[Begin DATASET RECORDS]

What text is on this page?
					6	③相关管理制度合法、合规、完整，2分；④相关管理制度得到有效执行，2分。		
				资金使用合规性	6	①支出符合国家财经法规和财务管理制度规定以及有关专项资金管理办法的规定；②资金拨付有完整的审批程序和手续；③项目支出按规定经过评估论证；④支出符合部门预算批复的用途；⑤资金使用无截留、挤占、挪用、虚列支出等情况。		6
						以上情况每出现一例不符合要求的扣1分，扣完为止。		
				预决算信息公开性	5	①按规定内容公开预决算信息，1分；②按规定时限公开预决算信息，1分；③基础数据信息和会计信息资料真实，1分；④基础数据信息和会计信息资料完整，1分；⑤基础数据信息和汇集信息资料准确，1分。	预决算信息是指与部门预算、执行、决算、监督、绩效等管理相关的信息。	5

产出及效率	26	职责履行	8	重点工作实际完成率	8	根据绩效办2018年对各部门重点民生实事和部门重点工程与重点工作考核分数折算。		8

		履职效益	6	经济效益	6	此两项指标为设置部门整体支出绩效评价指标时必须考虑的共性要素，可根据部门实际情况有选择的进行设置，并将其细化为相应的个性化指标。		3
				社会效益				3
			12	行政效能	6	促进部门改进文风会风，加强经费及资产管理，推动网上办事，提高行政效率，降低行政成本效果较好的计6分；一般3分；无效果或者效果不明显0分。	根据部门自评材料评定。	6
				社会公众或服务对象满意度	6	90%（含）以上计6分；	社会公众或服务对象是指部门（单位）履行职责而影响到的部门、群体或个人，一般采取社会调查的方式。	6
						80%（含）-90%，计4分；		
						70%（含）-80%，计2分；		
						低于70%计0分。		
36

[End DATASET RECORDS]

> _WHAT TO WORK ON_: Give the material above again, word for word.

> _RESULT OF THIS TASK_:
What text is on this page?
					6	③相关管理制度合法、合规、完整，2分；④相关管理制度得到有效执行，2分。		
				资金使用合规性	6	①支出符合国家财经法规和财务管理制度规定以及有关专项资金管理办法的规定；②资金拨付有完整的审批程序和手续；③项目支出按规定经过评估论证；④支出符合部门预算批复的用途；⑤资金使用无截留、挤占、挪用、虚列支出等情况。		6
						以上情况每出现一例不符合要求的扣1分，扣完为止。		
				预决算信息公开性	5	①按规定内容公开预决算信息，1分；②按规定时限公开预决算信息，1分；③基础数据信息和会计信息资料真实，1分；④基础数据信息和会计信息资料完整，1分；⑤基础数据信息和汇集信息资料准确，1分。	预决算信息是指与部门预算、执行、决算、监督、绩效等管理相关的信息。	5

产出及效率	26	职责履行	8	重点工作实际完成率	8	根据绩效办2018年对各部门重点民生实事和部门重点工程与重点工作考核分数折算。		8

		履职效益	6	经济效益	6	此两项指标为设置部门整体支出绩效评价指标时必须考虑的共性要素，可根据部门实际情况有选择的进行设置，并将其细化为相应的个性化指标。		3
				社会效益				3
			12	行政效能	6	促进部门改进文风会风，加强经费及资产管理，推动网上办事，提高行政效率，降低行政成本效果较好的计6分；一般3分；无效果或者效果不明显0分。	根据部门自评材料评定。	6
				社会公众或服务对象满意度	6	90%（含）以上计6分；	社会公众或服务对象是指部门（单位）履行职责而影响到的部门、群体或个人，一般采取社会调查的方式。	6
						80%（含）-90%，计4分；		
						70%（含）-80%，计2分；		
						低于70%计0分。		
36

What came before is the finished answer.